» **EXERCISE DIRECTIONS**: State the number of lines, and only that number, in which the word "quality" appears.

Chart and figure data

▼▼▼

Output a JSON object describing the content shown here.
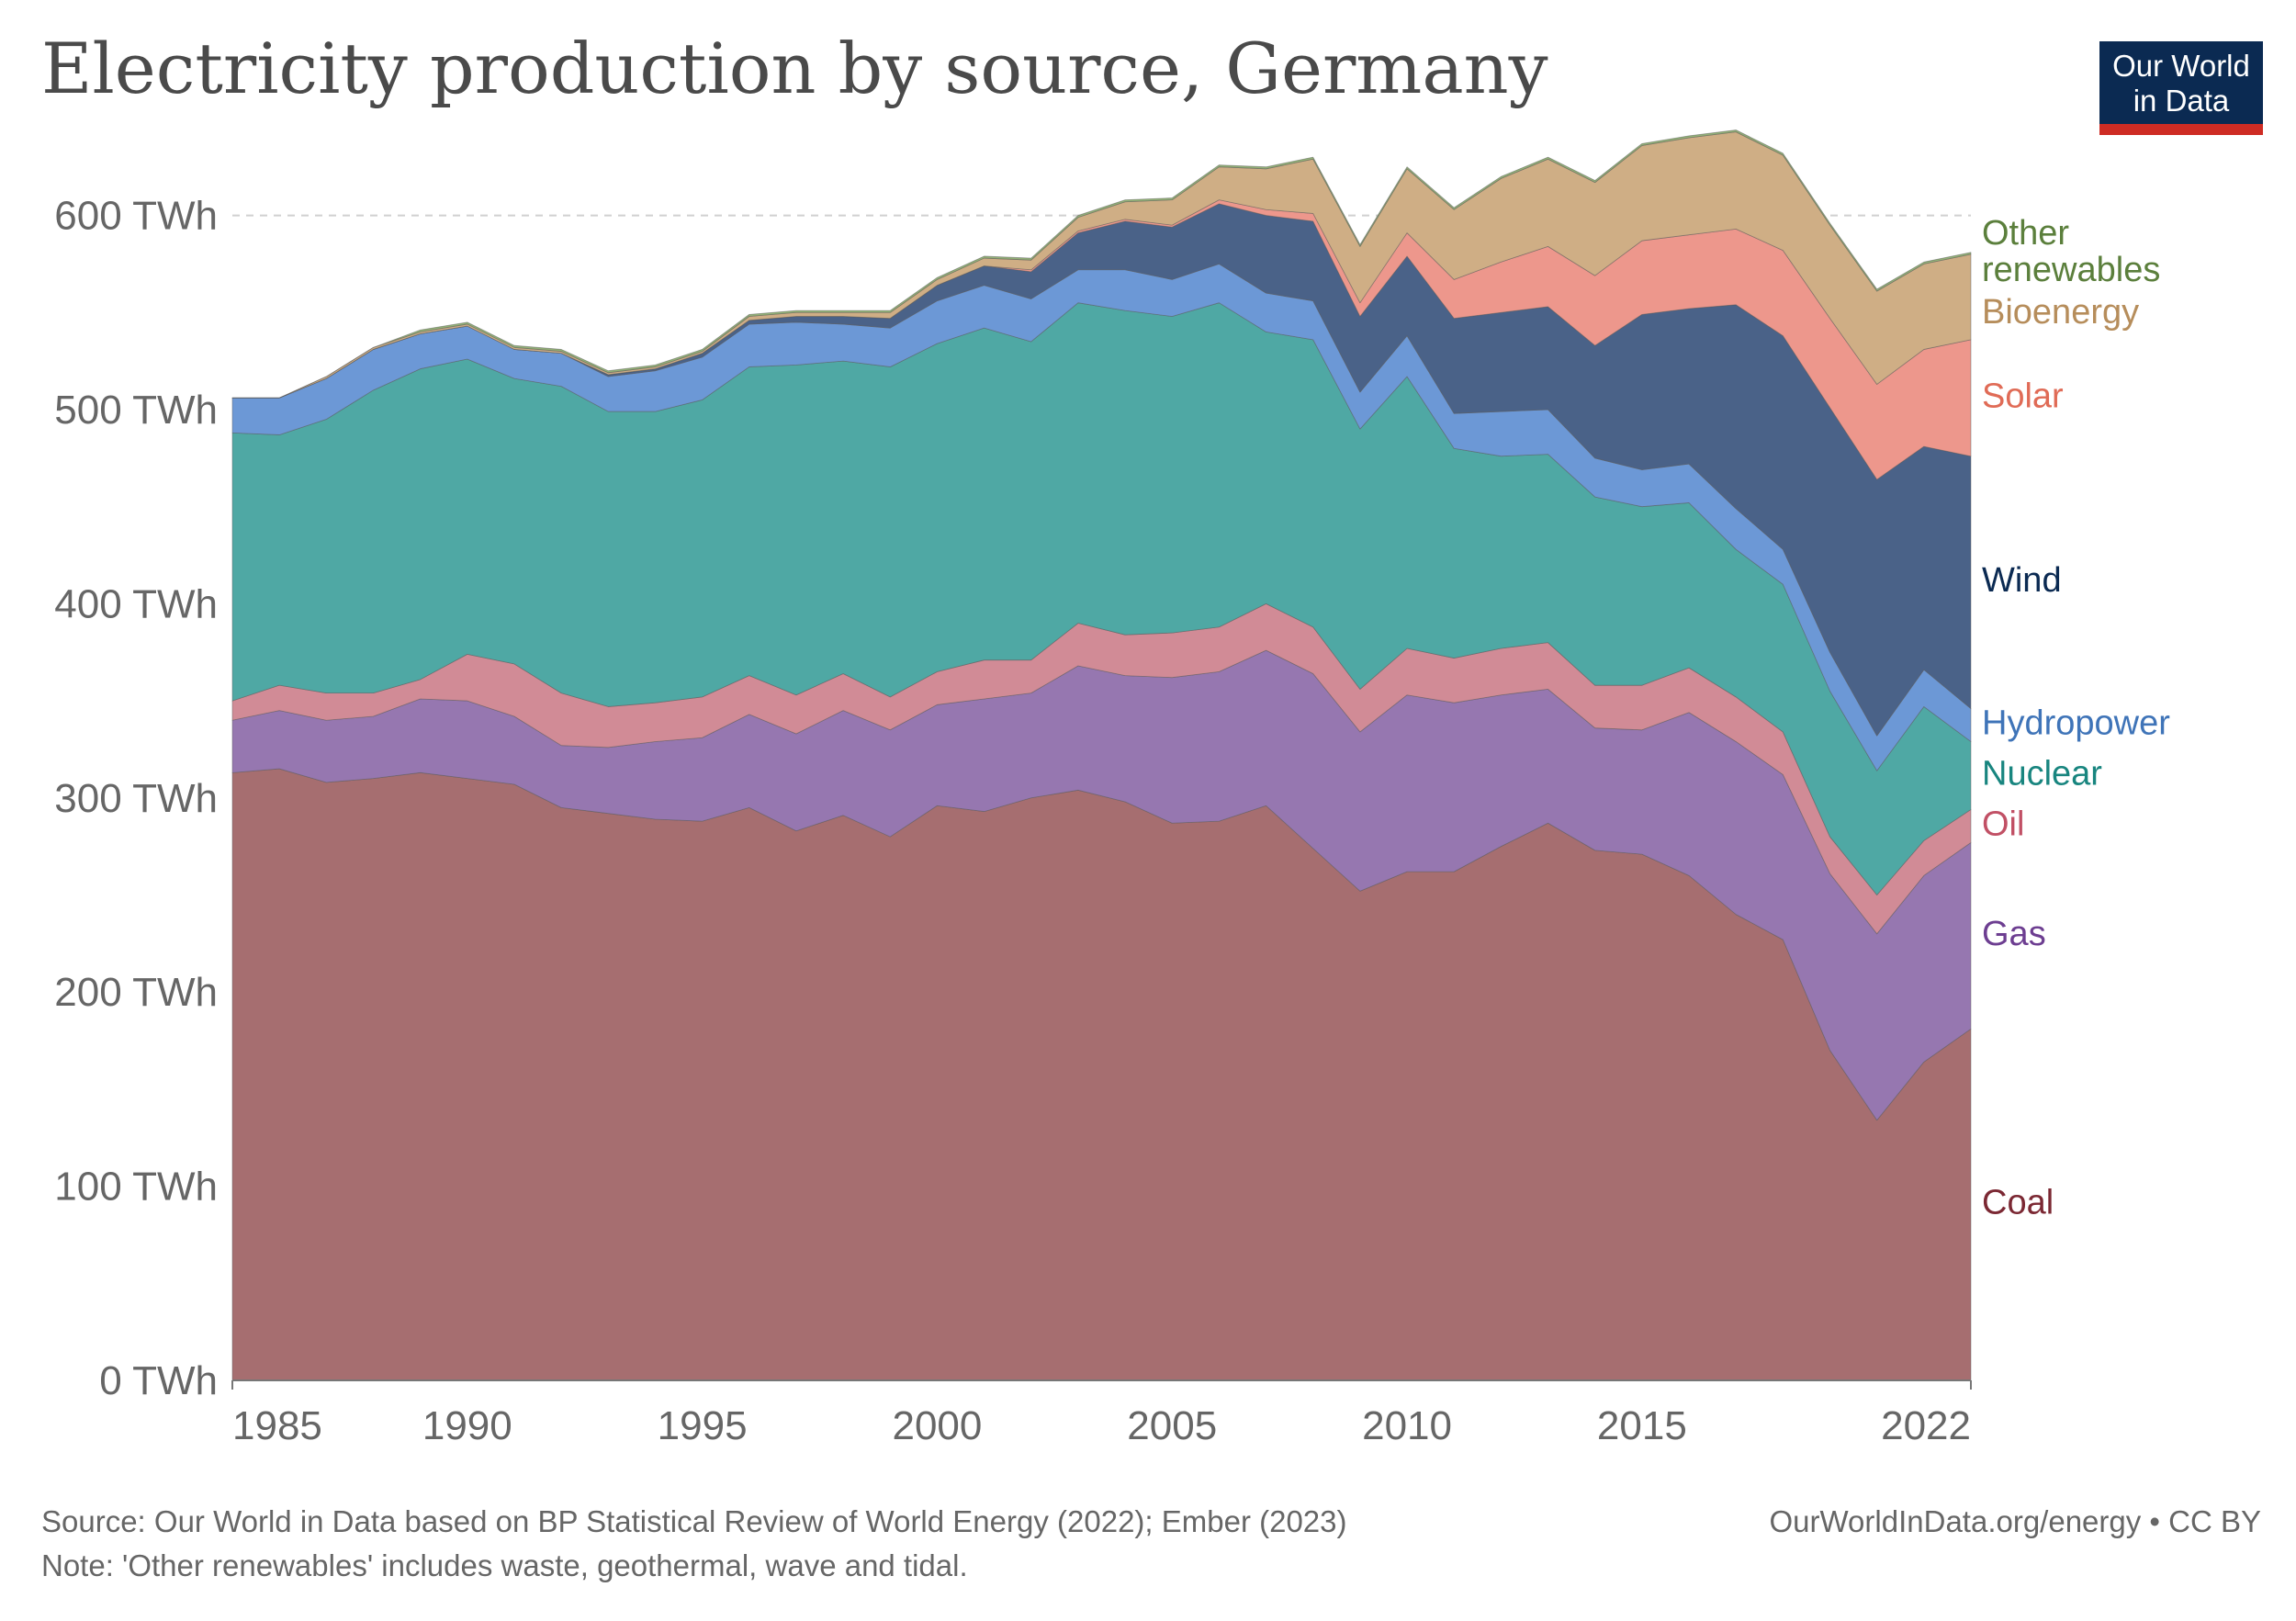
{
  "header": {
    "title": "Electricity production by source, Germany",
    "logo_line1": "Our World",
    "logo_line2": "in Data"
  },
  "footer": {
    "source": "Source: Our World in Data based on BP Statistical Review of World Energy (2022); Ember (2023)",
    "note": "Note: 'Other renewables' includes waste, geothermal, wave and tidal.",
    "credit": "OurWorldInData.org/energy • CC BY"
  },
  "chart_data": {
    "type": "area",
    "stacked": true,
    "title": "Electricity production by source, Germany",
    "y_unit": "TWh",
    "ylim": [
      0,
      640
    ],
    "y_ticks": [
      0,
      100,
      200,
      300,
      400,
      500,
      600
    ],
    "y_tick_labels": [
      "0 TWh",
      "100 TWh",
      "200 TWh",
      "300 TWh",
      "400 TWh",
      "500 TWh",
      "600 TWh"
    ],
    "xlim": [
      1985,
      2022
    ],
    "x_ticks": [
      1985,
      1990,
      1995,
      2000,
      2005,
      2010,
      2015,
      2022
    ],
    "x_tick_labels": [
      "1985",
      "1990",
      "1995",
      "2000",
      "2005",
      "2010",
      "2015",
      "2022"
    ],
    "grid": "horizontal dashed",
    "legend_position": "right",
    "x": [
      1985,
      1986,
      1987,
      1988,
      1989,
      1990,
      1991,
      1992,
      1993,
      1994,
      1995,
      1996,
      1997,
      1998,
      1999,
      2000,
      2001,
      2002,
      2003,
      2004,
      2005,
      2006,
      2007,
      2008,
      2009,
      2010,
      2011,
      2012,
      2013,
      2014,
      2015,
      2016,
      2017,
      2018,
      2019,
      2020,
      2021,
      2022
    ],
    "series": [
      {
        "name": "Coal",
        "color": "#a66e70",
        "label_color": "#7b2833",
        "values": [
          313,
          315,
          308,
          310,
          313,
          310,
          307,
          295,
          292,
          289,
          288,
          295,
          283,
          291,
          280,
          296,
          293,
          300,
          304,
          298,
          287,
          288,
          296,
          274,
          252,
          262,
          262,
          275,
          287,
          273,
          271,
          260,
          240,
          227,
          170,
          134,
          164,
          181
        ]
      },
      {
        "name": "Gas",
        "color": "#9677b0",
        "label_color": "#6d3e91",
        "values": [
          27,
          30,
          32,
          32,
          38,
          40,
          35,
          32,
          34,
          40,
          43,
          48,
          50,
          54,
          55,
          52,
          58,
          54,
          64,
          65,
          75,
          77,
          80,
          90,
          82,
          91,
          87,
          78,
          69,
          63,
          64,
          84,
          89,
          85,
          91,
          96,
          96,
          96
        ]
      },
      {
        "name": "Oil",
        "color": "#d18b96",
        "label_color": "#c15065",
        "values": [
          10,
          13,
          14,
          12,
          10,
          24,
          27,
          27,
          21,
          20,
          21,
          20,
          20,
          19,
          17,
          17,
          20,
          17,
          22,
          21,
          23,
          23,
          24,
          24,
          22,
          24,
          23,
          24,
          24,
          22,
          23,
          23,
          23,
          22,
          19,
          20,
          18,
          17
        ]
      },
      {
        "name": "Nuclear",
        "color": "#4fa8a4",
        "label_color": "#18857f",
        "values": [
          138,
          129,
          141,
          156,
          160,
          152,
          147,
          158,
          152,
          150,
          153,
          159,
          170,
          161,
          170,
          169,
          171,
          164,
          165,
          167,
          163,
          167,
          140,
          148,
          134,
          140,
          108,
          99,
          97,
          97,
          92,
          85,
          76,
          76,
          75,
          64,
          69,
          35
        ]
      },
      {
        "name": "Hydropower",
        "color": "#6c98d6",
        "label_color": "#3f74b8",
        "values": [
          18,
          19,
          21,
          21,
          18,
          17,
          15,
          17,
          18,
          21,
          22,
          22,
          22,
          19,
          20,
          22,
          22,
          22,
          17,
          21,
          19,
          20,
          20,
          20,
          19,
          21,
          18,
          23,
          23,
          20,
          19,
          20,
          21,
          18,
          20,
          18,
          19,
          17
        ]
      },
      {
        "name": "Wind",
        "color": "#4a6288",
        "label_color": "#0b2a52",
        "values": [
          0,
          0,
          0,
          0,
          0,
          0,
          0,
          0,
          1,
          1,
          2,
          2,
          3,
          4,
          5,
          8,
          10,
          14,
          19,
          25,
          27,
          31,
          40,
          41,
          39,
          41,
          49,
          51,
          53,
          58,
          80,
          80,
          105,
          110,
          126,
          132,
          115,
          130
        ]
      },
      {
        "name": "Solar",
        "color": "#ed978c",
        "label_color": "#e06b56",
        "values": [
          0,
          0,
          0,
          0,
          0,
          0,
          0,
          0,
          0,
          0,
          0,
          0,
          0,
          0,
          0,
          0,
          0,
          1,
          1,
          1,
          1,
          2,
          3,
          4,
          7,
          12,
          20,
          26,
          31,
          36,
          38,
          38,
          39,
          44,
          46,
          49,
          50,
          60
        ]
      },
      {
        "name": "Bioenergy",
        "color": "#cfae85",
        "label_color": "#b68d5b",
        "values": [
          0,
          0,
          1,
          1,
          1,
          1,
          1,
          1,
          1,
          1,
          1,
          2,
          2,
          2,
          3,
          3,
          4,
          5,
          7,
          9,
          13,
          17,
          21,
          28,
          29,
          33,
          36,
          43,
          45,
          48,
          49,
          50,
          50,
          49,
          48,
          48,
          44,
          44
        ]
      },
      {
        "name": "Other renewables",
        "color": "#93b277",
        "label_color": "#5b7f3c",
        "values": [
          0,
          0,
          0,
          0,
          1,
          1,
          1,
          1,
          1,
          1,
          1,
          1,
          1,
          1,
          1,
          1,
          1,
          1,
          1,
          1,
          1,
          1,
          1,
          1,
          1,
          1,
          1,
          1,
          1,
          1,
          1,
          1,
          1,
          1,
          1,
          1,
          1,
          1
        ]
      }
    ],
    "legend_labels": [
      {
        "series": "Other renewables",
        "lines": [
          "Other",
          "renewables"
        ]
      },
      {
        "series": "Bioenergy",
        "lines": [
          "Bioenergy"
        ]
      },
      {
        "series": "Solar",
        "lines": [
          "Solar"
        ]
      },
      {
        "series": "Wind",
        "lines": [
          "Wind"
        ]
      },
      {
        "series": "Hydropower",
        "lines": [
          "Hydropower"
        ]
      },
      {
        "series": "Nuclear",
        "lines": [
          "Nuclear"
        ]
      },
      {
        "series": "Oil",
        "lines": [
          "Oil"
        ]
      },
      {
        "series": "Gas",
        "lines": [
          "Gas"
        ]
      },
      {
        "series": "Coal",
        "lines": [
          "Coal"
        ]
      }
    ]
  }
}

▲▲▲
▼▼▼

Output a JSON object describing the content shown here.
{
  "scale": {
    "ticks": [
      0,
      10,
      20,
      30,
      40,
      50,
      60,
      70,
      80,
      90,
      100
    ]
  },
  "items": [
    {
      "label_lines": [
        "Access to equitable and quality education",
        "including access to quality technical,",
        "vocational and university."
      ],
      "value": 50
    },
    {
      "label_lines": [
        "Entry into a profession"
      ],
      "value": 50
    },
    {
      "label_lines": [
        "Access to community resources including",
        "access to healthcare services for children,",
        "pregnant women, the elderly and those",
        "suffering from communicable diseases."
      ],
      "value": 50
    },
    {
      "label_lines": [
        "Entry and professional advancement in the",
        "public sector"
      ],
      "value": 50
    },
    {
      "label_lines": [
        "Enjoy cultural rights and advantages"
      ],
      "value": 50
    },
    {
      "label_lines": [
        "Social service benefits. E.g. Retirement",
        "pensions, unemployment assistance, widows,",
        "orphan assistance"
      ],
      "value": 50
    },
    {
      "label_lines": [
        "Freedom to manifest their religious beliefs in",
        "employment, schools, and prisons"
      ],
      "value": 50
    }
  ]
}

▲▲▲

» **WRITTEN RESPONSE**: 2